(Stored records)
☆ ☆ ☆ ☆
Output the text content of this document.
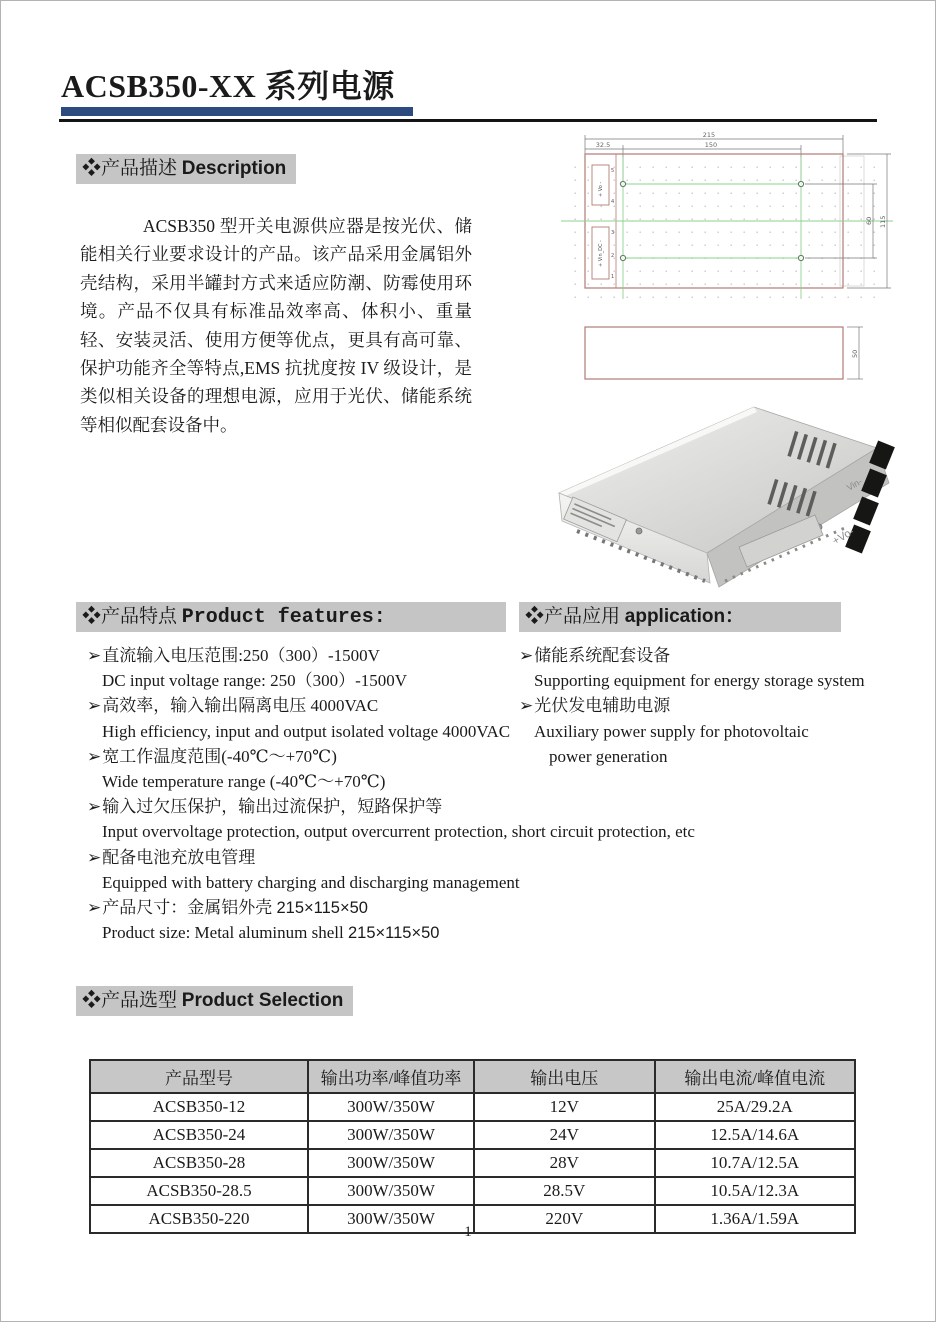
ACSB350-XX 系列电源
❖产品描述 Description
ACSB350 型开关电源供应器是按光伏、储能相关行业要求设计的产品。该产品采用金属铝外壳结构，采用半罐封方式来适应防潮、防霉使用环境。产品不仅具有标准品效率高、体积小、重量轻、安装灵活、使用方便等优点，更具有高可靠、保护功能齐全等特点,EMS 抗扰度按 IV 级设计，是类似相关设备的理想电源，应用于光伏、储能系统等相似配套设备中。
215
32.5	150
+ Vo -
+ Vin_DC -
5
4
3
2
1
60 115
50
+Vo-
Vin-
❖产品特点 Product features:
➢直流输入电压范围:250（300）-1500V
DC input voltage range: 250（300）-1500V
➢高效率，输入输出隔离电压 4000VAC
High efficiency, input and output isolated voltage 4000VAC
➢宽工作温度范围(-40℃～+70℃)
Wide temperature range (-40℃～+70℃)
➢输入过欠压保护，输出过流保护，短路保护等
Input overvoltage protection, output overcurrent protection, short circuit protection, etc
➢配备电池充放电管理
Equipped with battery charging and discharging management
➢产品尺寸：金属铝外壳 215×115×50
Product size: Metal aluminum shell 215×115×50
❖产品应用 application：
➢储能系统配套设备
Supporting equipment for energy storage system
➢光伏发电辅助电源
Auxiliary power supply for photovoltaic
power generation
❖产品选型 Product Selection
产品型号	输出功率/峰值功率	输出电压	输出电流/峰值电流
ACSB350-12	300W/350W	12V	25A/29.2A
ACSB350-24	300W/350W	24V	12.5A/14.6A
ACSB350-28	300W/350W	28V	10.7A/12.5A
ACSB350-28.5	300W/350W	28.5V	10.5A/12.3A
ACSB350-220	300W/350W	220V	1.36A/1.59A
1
☆ ☆ ☆ ☆
*Task to carry out:* Filter lines by "range" and return each hit.

*Result below:*
DC input voltage range: 250（300）-1500V
Wide temperature range (-40℃～+70℃)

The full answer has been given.